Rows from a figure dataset
== == ==

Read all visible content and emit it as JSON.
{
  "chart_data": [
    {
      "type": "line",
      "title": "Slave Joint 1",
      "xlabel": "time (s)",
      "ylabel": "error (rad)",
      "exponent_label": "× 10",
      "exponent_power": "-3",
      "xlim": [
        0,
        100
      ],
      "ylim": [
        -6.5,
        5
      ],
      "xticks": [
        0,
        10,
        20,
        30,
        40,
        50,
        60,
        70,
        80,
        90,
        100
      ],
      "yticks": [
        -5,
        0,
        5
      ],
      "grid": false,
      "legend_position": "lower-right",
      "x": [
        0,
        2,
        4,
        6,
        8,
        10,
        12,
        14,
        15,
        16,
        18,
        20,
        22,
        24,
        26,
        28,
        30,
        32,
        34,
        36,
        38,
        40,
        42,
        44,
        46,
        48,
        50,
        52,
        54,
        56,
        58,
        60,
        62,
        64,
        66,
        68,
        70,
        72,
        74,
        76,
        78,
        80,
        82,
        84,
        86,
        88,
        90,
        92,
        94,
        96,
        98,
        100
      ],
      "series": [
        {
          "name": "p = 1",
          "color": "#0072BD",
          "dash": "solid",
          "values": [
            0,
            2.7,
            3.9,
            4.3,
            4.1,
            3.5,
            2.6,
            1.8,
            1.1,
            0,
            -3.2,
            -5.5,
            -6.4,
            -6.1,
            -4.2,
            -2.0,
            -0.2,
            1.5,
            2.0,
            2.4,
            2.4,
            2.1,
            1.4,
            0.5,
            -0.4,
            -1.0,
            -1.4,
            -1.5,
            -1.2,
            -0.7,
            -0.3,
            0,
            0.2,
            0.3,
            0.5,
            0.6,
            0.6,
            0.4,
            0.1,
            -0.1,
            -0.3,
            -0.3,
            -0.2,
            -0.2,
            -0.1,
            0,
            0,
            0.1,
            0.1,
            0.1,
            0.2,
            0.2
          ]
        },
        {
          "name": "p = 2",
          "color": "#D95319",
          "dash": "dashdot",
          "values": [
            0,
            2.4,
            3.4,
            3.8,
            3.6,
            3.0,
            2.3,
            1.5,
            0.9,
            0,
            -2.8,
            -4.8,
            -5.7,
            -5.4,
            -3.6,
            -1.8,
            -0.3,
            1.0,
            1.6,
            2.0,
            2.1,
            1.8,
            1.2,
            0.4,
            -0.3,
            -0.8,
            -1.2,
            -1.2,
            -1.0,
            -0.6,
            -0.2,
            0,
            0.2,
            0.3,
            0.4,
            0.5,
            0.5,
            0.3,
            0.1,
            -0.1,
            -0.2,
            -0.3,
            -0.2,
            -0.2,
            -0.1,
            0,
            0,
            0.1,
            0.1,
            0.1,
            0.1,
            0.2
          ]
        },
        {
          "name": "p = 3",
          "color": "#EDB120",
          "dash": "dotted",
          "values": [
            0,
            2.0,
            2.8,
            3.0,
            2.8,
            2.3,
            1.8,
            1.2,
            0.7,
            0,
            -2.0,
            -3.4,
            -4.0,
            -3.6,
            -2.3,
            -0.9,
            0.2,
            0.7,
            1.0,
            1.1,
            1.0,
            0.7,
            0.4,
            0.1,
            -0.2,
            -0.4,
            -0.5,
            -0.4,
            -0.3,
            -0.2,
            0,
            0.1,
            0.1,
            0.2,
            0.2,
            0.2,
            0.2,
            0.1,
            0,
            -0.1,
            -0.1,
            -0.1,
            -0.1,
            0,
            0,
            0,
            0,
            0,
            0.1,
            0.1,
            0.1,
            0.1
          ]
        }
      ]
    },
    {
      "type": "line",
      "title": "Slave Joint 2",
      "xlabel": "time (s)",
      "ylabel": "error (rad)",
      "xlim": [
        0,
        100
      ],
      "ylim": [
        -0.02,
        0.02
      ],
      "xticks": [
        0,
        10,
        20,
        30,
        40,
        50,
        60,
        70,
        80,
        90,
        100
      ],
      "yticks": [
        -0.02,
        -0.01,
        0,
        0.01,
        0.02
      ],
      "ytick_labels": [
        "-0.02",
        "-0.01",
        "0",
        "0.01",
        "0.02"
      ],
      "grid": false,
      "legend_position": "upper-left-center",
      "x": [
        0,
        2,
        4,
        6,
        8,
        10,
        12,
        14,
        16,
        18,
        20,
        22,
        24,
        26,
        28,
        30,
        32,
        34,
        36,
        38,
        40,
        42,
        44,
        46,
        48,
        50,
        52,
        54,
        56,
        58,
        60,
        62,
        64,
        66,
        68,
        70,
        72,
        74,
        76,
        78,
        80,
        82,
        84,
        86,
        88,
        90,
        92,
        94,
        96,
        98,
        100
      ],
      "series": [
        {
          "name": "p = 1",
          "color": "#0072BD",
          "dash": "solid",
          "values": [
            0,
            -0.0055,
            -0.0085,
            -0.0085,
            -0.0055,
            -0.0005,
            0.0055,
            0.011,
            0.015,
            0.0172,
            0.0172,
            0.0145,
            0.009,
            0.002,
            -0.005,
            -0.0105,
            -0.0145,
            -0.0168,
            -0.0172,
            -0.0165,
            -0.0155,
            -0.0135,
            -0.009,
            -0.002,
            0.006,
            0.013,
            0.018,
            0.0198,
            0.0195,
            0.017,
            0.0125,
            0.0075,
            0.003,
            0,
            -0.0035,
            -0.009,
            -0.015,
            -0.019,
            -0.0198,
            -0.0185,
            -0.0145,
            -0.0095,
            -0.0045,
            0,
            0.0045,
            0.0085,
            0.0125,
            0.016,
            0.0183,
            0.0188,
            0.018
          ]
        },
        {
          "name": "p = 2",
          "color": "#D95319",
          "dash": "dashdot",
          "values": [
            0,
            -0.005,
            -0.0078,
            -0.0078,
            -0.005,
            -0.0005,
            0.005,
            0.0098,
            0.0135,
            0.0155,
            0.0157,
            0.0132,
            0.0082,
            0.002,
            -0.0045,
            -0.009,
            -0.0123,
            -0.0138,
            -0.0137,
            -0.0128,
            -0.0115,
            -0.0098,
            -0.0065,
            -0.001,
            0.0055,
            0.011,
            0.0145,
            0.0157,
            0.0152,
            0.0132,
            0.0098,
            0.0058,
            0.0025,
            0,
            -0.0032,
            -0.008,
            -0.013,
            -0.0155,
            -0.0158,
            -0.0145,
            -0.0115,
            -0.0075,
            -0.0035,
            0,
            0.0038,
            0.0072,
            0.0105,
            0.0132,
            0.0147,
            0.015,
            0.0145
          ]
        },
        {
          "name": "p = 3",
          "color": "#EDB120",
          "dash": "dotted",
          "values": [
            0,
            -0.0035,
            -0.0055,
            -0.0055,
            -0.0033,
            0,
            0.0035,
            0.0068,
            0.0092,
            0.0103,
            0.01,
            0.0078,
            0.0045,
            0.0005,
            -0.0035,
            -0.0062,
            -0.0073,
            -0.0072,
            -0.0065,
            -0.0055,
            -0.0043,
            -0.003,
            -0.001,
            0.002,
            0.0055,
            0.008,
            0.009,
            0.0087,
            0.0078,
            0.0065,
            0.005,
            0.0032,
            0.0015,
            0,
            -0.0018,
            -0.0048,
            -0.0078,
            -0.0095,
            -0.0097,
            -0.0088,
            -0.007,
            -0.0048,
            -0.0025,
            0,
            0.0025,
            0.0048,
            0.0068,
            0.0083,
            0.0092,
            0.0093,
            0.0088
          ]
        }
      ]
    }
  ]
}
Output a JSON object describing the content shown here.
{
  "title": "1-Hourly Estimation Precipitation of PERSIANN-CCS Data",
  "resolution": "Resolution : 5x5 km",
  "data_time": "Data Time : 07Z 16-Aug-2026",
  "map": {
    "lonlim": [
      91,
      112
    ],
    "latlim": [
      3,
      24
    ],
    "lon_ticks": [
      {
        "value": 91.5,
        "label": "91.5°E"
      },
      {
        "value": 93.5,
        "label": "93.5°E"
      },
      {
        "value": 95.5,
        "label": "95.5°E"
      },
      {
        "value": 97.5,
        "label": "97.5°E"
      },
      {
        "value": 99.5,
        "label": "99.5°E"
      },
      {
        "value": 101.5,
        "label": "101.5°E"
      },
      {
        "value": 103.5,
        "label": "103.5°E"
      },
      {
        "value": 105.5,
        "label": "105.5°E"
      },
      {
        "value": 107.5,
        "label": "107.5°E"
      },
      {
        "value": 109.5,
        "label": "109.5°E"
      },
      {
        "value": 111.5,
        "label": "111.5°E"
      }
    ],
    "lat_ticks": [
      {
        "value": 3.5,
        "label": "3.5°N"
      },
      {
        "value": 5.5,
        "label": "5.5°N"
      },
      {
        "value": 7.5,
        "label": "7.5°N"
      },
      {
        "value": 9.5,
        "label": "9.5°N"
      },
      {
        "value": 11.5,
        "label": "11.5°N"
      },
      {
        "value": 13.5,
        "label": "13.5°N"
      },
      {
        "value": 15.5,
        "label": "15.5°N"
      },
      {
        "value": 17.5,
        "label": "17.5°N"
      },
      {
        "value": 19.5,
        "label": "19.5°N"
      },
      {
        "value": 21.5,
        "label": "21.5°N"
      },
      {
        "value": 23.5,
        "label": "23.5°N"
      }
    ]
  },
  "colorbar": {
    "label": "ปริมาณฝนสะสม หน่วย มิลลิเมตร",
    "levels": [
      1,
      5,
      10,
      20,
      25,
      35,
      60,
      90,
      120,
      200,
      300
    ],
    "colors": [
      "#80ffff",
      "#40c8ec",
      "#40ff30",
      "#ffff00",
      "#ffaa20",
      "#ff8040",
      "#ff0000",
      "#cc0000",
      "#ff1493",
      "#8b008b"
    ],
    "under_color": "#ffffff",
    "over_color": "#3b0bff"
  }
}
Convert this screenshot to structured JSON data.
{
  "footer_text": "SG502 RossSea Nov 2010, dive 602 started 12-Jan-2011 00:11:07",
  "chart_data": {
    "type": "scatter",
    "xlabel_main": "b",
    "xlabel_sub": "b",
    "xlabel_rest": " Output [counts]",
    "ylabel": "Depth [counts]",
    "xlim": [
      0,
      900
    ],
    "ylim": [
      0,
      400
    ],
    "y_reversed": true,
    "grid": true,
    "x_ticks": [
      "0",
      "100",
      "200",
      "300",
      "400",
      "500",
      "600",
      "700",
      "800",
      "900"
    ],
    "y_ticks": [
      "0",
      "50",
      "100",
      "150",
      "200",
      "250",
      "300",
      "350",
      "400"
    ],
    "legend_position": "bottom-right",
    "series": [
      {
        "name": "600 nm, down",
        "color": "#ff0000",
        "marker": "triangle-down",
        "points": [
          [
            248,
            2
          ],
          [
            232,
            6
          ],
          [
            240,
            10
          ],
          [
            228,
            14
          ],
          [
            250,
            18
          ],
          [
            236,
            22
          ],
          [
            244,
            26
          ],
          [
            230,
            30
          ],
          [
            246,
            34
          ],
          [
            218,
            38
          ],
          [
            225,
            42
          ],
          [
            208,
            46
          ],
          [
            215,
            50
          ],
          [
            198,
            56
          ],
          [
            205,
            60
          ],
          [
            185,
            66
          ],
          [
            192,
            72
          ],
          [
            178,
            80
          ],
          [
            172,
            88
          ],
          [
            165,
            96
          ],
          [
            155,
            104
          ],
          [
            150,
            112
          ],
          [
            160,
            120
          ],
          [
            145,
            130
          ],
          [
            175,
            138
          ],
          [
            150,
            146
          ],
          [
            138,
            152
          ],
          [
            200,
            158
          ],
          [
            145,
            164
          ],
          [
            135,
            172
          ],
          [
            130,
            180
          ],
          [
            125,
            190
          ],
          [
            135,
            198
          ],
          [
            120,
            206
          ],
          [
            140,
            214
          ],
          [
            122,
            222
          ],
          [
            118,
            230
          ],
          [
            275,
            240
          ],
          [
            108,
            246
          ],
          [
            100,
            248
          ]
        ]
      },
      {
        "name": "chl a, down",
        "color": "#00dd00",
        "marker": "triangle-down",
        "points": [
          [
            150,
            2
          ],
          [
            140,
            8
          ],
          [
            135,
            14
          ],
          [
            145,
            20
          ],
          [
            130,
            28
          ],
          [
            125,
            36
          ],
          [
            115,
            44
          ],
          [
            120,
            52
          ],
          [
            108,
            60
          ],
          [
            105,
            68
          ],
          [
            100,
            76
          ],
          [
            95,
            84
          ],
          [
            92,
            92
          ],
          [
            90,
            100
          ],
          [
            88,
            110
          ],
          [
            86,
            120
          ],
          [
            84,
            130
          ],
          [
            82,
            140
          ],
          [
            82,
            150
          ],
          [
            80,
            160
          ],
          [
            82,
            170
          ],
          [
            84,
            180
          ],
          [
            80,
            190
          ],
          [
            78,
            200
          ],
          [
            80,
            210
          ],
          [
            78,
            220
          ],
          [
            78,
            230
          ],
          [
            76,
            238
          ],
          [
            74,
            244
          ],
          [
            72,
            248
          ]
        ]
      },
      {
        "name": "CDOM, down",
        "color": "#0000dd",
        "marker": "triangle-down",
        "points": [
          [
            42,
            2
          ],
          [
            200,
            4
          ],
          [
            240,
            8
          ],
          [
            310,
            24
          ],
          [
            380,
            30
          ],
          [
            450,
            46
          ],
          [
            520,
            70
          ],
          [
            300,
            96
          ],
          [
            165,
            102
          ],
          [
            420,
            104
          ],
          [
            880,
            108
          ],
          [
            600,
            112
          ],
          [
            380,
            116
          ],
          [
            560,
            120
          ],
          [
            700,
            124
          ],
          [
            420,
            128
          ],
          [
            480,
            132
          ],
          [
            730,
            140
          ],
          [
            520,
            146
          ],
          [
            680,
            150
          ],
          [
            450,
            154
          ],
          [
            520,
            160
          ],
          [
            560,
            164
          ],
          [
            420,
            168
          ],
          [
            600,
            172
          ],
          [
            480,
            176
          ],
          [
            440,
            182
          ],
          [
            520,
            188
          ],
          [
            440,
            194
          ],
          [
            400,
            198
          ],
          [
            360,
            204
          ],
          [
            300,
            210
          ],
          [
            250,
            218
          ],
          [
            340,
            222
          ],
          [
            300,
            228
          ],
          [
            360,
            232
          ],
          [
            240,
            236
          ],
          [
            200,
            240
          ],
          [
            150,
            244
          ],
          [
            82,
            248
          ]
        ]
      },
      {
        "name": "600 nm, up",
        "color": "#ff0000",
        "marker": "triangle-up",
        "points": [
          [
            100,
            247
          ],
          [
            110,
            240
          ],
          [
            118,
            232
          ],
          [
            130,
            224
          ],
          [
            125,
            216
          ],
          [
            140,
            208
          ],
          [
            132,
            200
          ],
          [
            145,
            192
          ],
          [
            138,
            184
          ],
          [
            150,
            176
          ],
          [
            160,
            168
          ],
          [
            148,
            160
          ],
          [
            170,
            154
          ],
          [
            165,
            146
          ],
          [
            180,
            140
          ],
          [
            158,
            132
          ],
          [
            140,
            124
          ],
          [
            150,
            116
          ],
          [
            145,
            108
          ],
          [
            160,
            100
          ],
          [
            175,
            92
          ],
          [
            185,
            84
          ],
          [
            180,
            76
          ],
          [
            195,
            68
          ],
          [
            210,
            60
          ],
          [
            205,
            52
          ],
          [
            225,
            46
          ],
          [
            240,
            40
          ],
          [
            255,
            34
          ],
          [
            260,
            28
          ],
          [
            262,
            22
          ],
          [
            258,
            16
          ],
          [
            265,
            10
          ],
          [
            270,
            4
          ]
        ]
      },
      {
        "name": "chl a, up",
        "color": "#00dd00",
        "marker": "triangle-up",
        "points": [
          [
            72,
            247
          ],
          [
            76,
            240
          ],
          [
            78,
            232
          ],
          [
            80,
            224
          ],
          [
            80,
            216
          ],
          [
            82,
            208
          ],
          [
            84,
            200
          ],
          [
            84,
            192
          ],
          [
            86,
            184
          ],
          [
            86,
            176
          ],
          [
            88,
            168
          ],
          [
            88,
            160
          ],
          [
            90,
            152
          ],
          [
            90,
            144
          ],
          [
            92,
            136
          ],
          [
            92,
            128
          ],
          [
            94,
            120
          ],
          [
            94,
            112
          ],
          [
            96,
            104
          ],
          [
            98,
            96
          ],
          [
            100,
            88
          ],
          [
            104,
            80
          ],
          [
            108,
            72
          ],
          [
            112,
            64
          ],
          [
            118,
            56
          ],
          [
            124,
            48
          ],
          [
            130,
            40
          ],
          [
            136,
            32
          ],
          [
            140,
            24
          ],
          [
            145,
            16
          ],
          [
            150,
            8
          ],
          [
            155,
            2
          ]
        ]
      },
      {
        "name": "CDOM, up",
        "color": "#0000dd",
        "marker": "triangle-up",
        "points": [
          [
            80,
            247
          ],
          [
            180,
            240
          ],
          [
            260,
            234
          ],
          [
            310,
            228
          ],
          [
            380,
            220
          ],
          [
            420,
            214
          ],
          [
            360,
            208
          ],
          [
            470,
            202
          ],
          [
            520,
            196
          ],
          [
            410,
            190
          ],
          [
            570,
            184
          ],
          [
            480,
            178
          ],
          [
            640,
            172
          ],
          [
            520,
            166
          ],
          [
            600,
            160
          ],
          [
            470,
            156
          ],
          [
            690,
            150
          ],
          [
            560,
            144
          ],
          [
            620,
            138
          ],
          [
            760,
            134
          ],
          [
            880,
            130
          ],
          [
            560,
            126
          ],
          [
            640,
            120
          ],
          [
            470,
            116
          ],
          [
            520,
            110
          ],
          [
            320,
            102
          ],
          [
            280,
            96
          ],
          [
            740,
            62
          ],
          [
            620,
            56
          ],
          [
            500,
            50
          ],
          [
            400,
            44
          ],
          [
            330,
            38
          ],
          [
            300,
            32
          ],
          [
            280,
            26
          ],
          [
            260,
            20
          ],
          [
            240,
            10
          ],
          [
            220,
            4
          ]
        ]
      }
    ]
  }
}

== == ==

What is asked —
Determine the number of lines in the records that include the string "Output", and respond with that number only.

Written response —
2